• [Supplied material]:
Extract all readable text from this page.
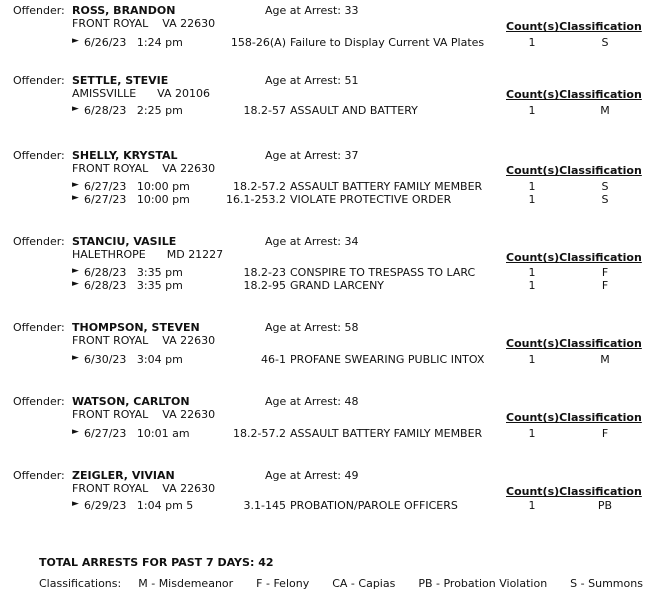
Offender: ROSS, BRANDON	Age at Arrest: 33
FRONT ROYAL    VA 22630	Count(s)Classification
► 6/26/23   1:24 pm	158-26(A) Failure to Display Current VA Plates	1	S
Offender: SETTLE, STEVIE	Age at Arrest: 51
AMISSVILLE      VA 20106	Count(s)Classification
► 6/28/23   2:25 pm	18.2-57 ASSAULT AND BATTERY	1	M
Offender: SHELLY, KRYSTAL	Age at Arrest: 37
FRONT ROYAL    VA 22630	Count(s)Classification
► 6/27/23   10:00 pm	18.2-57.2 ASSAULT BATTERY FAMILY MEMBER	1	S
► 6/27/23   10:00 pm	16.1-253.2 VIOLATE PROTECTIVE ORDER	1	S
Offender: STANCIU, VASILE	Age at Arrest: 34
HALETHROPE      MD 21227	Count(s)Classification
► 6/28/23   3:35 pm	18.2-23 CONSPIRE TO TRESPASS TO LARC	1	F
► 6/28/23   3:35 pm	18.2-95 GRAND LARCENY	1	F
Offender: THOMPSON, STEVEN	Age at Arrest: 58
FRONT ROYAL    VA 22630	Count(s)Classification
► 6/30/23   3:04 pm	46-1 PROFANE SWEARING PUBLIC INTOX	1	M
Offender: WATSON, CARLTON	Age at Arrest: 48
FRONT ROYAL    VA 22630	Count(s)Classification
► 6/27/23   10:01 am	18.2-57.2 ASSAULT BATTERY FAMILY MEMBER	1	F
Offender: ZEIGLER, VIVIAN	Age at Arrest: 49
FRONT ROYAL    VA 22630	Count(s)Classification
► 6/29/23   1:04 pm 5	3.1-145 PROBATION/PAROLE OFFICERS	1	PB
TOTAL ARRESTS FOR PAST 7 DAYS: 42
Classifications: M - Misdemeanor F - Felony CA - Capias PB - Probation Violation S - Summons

• [What is being asked]: Transcribe the listing in full and omit the pictures.

• [Finished task]:
Extract all readable text from this page.
Offender: ROSS, BRANDON	Age at Arrest: 33
FRONT ROYAL    VA 22630	Count(s)Classification
► 6/26/23   1:24 pm	158-26(A) Failure to Display Current VA Plates	1	S
Offender: SETTLE, STEVIE	Age at Arrest: 51
AMISSVILLE      VA 20106	Count(s)Classification
► 6/28/23   2:25 pm	18.2-57 ASSAULT AND BATTERY	1	M
Offender: SHELLY, KRYSTAL	Age at Arrest: 37
FRONT ROYAL    VA 22630	Count(s)Classification
► 6/27/23   10:00 pm	18.2-57.2 ASSAULT BATTERY FAMILY MEMBER	1	S
► 6/27/23   10:00 pm	16.1-253.2 VIOLATE PROTECTIVE ORDER	1	S
Offender: STANCIU, VASILE	Age at Arrest: 34
HALETHROPE      MD 21227	Count(s)Classification
► 6/28/23   3:35 pm	18.2-23 CONSPIRE TO TRESPASS TO LARC	1	F
► 6/28/23   3:35 pm	18.2-95 GRAND LARCENY	1	F
Offender: THOMPSON, STEVEN	Age at Arrest: 58
FRONT ROYAL    VA 22630	Count(s)Classification
► 6/30/23   3:04 pm	46-1 PROFANE SWEARING PUBLIC INTOX	1	M
Offender: WATSON, CARLTON	Age at Arrest: 48
FRONT ROYAL    VA 22630	Count(s)Classification
► 6/27/23   10:01 am	18.2-57.2 ASSAULT BATTERY FAMILY MEMBER	1	F
Offender: ZEIGLER, VIVIAN	Age at Arrest: 49
FRONT ROYAL    VA 22630	Count(s)Classification
► 6/29/23   1:04 pm 5	3.1-145 PROBATION/PAROLE OFFICERS	1	PB
TOTAL ARRESTS FOR PAST 7 DAYS: 42
Classifications: M - Misdemeanor F - Felony CA - Capias PB - Probation Violation S - Summons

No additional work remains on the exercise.